In the material below, the lines containing the word "ylabel" are required; copy each of them.

★ ★ ★

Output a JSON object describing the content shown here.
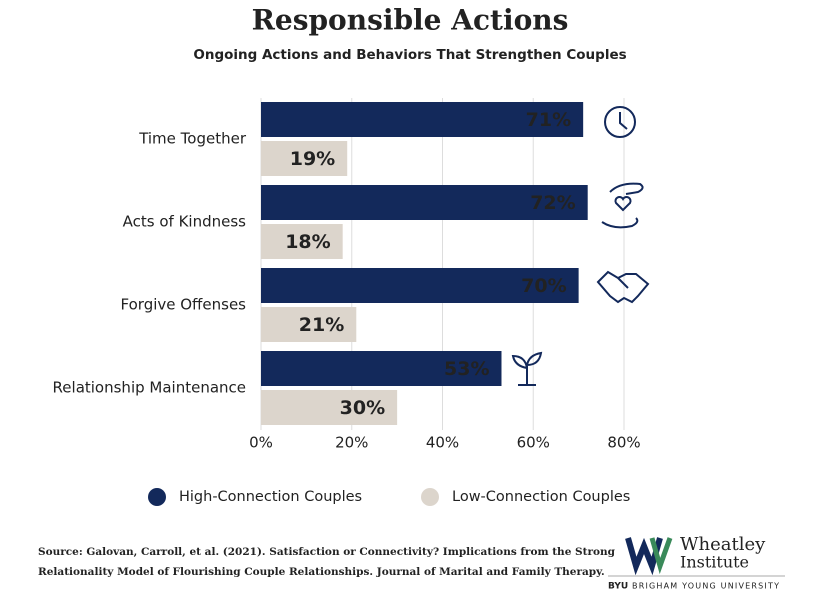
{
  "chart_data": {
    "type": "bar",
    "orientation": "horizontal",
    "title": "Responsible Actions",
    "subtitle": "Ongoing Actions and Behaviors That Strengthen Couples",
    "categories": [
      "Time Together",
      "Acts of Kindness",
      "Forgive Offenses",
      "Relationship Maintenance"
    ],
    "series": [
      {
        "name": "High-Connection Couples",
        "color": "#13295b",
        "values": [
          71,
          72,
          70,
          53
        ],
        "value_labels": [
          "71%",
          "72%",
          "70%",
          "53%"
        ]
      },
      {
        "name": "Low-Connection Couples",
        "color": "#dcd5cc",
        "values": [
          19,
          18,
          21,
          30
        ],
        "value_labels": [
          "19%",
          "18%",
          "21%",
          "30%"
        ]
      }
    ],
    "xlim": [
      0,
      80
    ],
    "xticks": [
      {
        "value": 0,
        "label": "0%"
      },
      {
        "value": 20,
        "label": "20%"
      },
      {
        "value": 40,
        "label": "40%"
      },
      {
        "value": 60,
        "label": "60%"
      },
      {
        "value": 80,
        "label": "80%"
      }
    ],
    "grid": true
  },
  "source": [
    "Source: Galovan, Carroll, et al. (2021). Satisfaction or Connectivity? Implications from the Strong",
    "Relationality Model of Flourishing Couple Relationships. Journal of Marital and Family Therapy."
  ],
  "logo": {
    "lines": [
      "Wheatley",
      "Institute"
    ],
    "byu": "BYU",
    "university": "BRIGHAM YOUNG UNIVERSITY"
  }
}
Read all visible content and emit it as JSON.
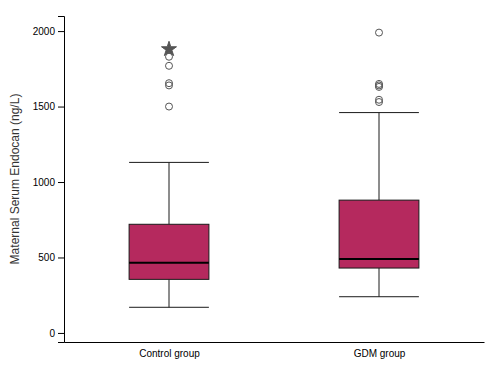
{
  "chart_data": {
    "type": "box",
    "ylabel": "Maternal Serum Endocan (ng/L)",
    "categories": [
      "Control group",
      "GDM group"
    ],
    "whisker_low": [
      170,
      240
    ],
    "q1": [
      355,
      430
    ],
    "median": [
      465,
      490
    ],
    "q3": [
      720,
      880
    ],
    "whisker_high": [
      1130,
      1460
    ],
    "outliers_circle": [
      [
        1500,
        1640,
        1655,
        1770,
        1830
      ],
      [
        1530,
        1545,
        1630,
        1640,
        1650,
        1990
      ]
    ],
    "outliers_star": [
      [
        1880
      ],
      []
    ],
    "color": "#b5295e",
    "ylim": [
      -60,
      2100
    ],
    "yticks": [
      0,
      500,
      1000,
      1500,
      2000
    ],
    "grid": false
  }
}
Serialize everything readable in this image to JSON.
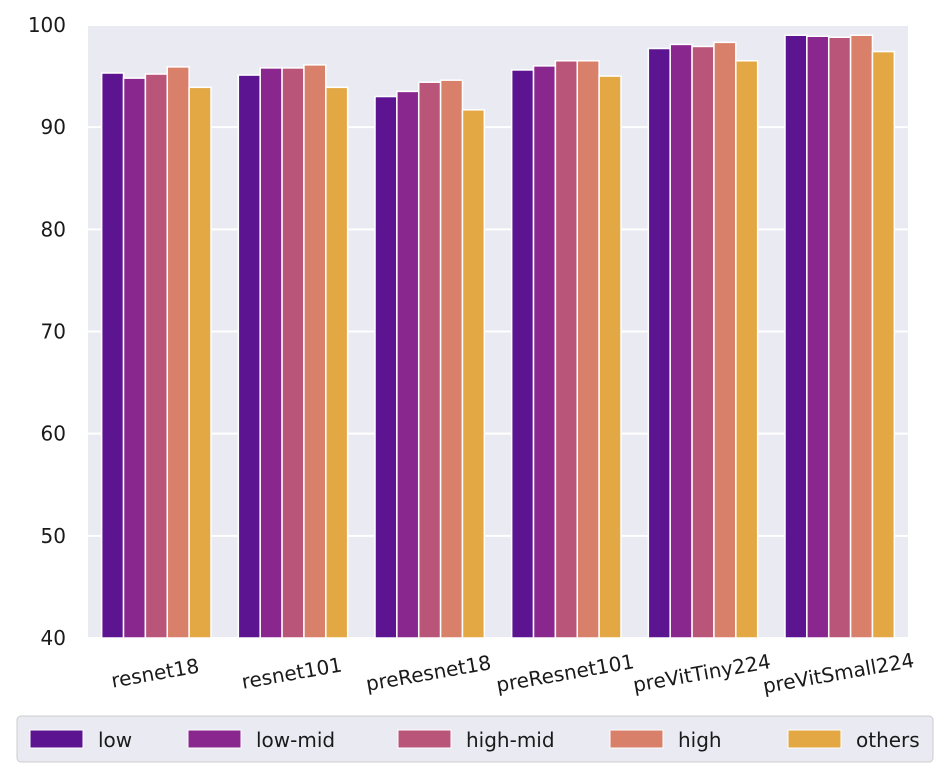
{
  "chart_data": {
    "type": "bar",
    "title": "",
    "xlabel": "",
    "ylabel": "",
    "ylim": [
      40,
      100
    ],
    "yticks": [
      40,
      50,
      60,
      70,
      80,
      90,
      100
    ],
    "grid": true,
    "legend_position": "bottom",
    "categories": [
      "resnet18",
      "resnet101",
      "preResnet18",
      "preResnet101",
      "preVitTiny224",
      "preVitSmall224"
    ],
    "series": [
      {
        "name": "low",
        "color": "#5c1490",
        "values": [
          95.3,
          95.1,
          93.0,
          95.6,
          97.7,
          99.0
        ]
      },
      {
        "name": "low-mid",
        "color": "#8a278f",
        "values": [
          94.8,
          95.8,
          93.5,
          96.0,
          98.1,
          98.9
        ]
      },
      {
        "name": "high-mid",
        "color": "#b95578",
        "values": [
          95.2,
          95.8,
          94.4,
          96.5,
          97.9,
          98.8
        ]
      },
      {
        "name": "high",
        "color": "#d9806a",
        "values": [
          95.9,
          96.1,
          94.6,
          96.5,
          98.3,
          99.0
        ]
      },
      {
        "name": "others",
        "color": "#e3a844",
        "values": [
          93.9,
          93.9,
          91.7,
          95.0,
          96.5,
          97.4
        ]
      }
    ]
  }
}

★ ★ ★

Reply to the task »
    "ylabel": "Maternal Serum Endocan (ng/L)",
    "ylabel": "",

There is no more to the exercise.